Source data:
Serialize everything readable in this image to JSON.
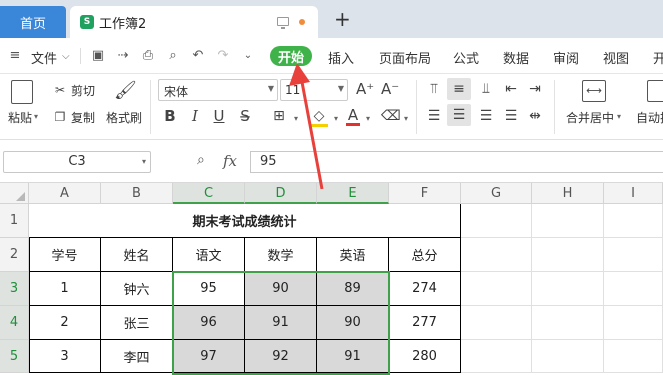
{
  "tabs": {
    "home": "首页",
    "doc_title": "工作簿2",
    "doc_icon": "S"
  },
  "menu": {
    "file": "文件",
    "items": [
      "开始",
      "插入",
      "页面布局",
      "公式",
      "数据",
      "审阅",
      "视图",
      "开"
    ]
  },
  "ribbon": {
    "paste": "粘贴",
    "cut": "剪切",
    "copy": "复制",
    "format_painter": "格式刷",
    "font_name": "宋体",
    "font_size": "11",
    "merge_center": "合并居中",
    "auto_wrap": "自动换"
  },
  "formula_bar": {
    "cell_ref": "C3",
    "value": "95",
    "fx": "fx"
  },
  "columns": [
    "A",
    "B",
    "C",
    "D",
    "E",
    "F",
    "G",
    "H",
    "I"
  ],
  "rows": [
    "1",
    "2",
    "3",
    "4",
    "5"
  ],
  "sheet": {
    "title": "期末考试成绩统计",
    "headers": [
      "学号",
      "姓名",
      "语文",
      "数学",
      "英语",
      "总分"
    ],
    "data": [
      [
        "1",
        "钟六",
        "95",
        "90",
        "89",
        "274"
      ],
      [
        "2",
        "张三",
        "96",
        "91",
        "90",
        "277"
      ],
      [
        "3",
        "李四",
        "97",
        "92",
        "91",
        "280"
      ]
    ]
  },
  "colors": {
    "accent_green": "#3fb24a",
    "home_tab": "#3a86d8",
    "annotation_arrow": "#e8413c"
  }
}
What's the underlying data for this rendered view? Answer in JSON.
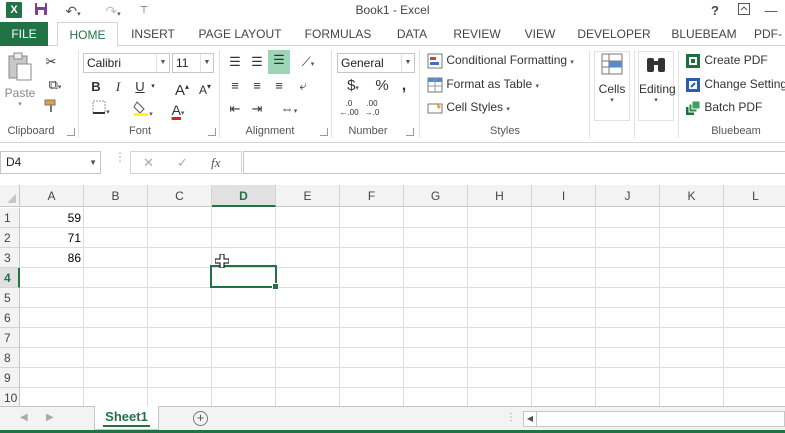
{
  "app": {
    "window_title": "Book1 - Excel",
    "help": "?",
    "logo": "X"
  },
  "tabs": [
    "FILE",
    "HOME",
    "INSERT",
    "PAGE LAYOUT",
    "FORMULAS",
    "DATA",
    "REVIEW",
    "VIEW",
    "DEVELOPER",
    "BLUEBEAM",
    "PDF-"
  ],
  "active_tab": "HOME",
  "ribbon": {
    "clipboard": {
      "paste": "Paste",
      "label": "Clipboard"
    },
    "font": {
      "family": "Calibri",
      "size": "11",
      "bold": "B",
      "italic": "I",
      "underline": "U",
      "label": "Font"
    },
    "alignment": {
      "label": "Alignment"
    },
    "number": {
      "format": "General",
      "currency": "$",
      "percent": "%",
      "comma": ",",
      "label": "Number"
    },
    "styles": {
      "conditional_formatting": "Conditional Formatting",
      "format_as_table": "Format as Table",
      "cell_styles": "Cell Styles",
      "label": "Styles"
    },
    "cells": {
      "label": "Cells"
    },
    "editing": {
      "label": "Editing"
    },
    "bluebeam": {
      "create_pdf": "Create PDF",
      "change_settings": "Change Settings",
      "batch_pdf": "Batch PDF",
      "label": "Bluebeam"
    }
  },
  "formula_bar": {
    "name_box": "D4",
    "cancel_icon": "✕",
    "enter_icon": "✓",
    "fx": "fx",
    "formula": ""
  },
  "grid": {
    "columns": [
      "A",
      "B",
      "C",
      "D",
      "E",
      "F",
      "G",
      "H",
      "I",
      "J",
      "K",
      "L"
    ],
    "rows": [
      "1",
      "2",
      "3",
      "4",
      "5",
      "6",
      "7",
      "8",
      "9",
      "10"
    ],
    "selected_column": "D",
    "selected_row": "4",
    "cells": [
      {
        "ref": "A1",
        "value": "59"
      },
      {
        "ref": "A2",
        "value": "71"
      },
      {
        "ref": "A3",
        "value": "86"
      }
    ]
  },
  "sheets": {
    "tabs": [
      "Sheet1"
    ],
    "active": "Sheet1",
    "add": "+"
  },
  "colors": {
    "accent": "#217346",
    "gridline": "#dadcdd",
    "header_bg": "#f3f3f3"
  }
}
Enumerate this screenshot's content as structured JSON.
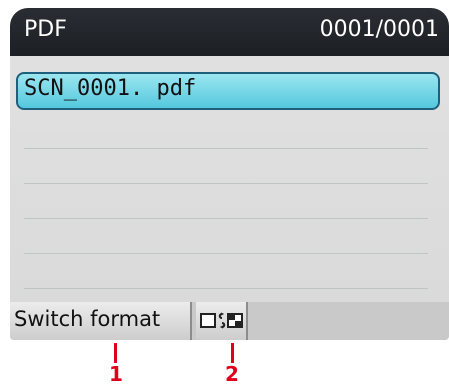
{
  "header": {
    "title": "PDF",
    "counter": "0001/0001"
  },
  "file_list": {
    "items": [
      {
        "label": "SCN_0001. pdf",
        "selected": true
      }
    ]
  },
  "bottom_bar": {
    "switch_format_label": "Switch format",
    "view_toggle_icon": "single-page-and-thumbnail-toggle-icon"
  },
  "callouts": {
    "one": "1",
    "two": "2"
  },
  "colors": {
    "titlebar": "#1f2227",
    "selection": "#6cd2e3",
    "callout": "#e0001b"
  }
}
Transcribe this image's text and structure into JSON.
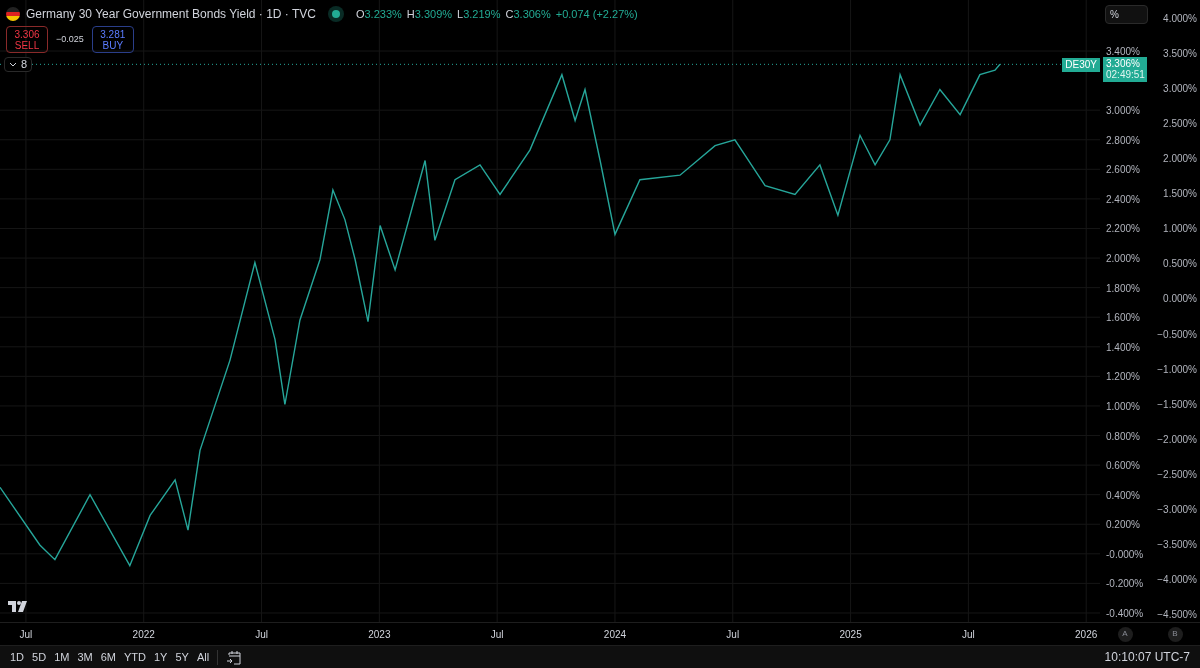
{
  "legend": {
    "title": "Germany 30 Year Government Bonds Yield · 1D · TVC",
    "ohlc": [
      {
        "label": "O",
        "value": "3.233%"
      },
      {
        "label": "H",
        "value": "3.309%"
      },
      {
        "label": "L",
        "value": "3.219%"
      },
      {
        "label": "C",
        "value": "3.306%"
      }
    ],
    "change": "+0.074 (+2.27%)"
  },
  "trade": {
    "sell": {
      "price": "3.306",
      "label": "SELL"
    },
    "spread": "−0.025",
    "buy": {
      "price": "3.281",
      "label": "BUY"
    }
  },
  "indicators_toggle": {
    "count": "8"
  },
  "scale_mode": "%",
  "price_line": {
    "price": "3.306%",
    "countdown": "02:49:51"
  },
  "chart_data": {
    "type": "line",
    "x": [
      2021.39,
      2021.559,
      2021.623,
      2021.772,
      2021.941,
      2022.027,
      2022.133,
      2022.188,
      2022.239,
      2022.366,
      2022.472,
      2022.557,
      2022.599,
      2022.663,
      2022.748,
      2022.803,
      2022.854,
      2022.897,
      2022.952,
      2023.003,
      2023.067,
      2023.194,
      2023.236,
      2023.321,
      2023.427,
      2023.512,
      2023.639,
      2023.775,
      2023.831,
      2023.873,
      2023.937,
      2024.0,
      2024.106,
      2024.276,
      2024.425,
      2024.509,
      2024.637,
      2024.764,
      2024.87,
      2024.946,
      2025.04,
      2025.104,
      2025.167,
      2025.21,
      2025.295,
      2025.379,
      2025.465,
      2025.549,
      2025.613,
      2025.634
    ],
    "series": [
      {
        "name": "DE30Y",
        "color": "#26a69a",
        "values": [
          0.45,
          0.06,
          -0.04,
          0.4,
          -0.08,
          0.26,
          0.5,
          0.16,
          0.7,
          1.31,
          1.97,
          1.45,
          1.01,
          1.58,
          1.99,
          2.46,
          2.26,
          1.99,
          1.57,
          2.22,
          1.92,
          2.66,
          2.12,
          2.53,
          2.63,
          2.43,
          2.73,
          3.24,
          2.93,
          3.14,
          2.66,
          2.16,
          2.53,
          2.56,
          2.76,
          2.8,
          2.49,
          2.43,
          2.63,
          2.29,
          2.83,
          2.63,
          2.8,
          3.24,
          2.9,
          3.14,
          2.97,
          3.24,
          3.27,
          3.31
        ]
      }
    ],
    "grid": true,
    "xlim": [
      2021.39,
      2026.483
    ],
    "ylim": [
      -0.461,
      3.745
    ],
    "xticks": [
      {
        "value": 2021.5,
        "label": "Jul"
      },
      {
        "value": 2022,
        "label": "2022"
      },
      {
        "value": 2022.5,
        "label": "Jul"
      },
      {
        "value": 2023,
        "label": "2023"
      },
      {
        "value": 2023.5,
        "label": "Jul"
      },
      {
        "value": 2024,
        "label": "2024"
      },
      {
        "value": 2024.5,
        "label": "Jul"
      },
      {
        "value": 2025,
        "label": "2025"
      },
      {
        "value": 2025.5,
        "label": "Jul"
      },
      {
        "value": 2026,
        "label": "2026"
      }
    ],
    "yticks": [
      {
        "value": 3.4,
        "label": "3.400%"
      },
      {
        "value": 3.0,
        "label": "3.000%"
      },
      {
        "value": 2.8,
        "label": "2.800%"
      },
      {
        "value": 2.6,
        "label": "2.600%"
      },
      {
        "value": 2.4,
        "label": "2.400%"
      },
      {
        "value": 2.2,
        "label": "2.200%"
      },
      {
        "value": 2.0,
        "label": "2.000%"
      },
      {
        "value": 1.8,
        "label": "1.800%"
      },
      {
        "value": 1.6,
        "label": "1.600%"
      },
      {
        "value": 1.4,
        "label": "1.400%"
      },
      {
        "value": 1.2,
        "label": "1.200%"
      },
      {
        "value": 1.0,
        "label": "1.000%"
      },
      {
        "value": 0.8,
        "label": "0.800%"
      },
      {
        "value": 0.6,
        "label": "0.600%"
      },
      {
        "value": 0.4,
        "label": "0.400%"
      },
      {
        "value": 0.2,
        "label": "0.200%"
      },
      {
        "value": 0,
        "label": "-0.000%"
      },
      {
        "value": -0.2,
        "label": "-0.200%"
      },
      {
        "value": -0.4,
        "label": "-0.400%"
      }
    ]
  },
  "percent_axis": [
    "4.000%",
    "3.500%",
    "3.000%",
    "2.500%",
    "2.000%",
    "1.500%",
    "1.000%",
    "0.500%",
    "0.000%",
    "−0.500%",
    "−1.000%",
    "−1.500%",
    "−2.000%",
    "−2.500%",
    "−3.000%",
    "−3.500%",
    "−4.000%",
    "−4.500%"
  ],
  "scale_buttons": [
    "A",
    "B"
  ],
  "ranges": [
    "1D",
    "5D",
    "1M",
    "3M",
    "6M",
    "YTD",
    "1Y",
    "5Y",
    "All"
  ],
  "clock": "10:10:07 UTC-7"
}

Request: Copy all lines of the listing above that contain the string "JSON".

Correct output:
Serialize everything readable in this image to JSON.
What's the underlying data for this rendered view? Answer in JSON.
Enumerate this screenshot's content as structured JSON.
Transcribe this image's text and structure into JSON.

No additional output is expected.